::: MATERIAL TO PROCESS :::

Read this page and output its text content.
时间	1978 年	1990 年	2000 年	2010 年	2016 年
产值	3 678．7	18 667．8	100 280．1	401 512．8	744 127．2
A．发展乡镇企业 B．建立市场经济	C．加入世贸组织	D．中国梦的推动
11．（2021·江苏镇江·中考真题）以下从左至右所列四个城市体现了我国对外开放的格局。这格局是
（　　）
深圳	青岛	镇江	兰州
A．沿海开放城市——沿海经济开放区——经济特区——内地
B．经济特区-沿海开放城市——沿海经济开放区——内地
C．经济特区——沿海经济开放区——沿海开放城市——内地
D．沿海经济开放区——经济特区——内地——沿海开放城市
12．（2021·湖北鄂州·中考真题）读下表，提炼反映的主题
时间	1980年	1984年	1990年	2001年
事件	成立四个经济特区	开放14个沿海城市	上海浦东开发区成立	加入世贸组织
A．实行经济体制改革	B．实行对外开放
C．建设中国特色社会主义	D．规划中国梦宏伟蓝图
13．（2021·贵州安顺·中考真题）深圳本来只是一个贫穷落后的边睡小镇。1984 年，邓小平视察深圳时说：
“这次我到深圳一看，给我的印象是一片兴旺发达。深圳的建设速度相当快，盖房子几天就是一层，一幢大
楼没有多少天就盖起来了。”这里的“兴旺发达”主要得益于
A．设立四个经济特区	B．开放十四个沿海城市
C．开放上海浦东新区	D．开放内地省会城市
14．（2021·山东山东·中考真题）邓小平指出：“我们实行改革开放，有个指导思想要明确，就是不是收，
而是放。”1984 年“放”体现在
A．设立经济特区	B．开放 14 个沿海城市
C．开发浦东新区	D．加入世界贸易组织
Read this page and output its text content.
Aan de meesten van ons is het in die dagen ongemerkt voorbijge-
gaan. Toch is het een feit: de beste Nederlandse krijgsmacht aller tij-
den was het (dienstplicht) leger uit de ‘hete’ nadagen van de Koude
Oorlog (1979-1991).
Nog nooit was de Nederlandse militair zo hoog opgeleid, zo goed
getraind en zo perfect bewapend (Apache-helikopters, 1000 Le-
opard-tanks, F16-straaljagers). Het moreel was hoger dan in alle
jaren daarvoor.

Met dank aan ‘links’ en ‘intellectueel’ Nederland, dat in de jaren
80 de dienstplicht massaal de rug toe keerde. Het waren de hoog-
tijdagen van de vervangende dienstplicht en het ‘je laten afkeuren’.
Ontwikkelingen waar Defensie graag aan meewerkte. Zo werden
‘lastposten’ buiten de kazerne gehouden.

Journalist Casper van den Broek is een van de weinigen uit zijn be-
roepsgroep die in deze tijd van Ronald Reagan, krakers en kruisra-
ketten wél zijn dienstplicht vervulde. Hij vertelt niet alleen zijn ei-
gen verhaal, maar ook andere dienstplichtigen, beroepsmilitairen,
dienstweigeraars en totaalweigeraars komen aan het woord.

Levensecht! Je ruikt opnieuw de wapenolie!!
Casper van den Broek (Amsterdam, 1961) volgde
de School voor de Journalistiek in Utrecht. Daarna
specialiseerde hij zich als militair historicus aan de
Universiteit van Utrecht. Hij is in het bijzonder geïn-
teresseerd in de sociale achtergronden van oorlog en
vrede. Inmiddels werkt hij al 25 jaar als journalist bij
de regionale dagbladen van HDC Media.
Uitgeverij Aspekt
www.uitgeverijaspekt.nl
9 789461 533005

:::

Exactly how many lines contain "Casper"? State the number and nothing else.

* [EXERCISE OUTPUT]
2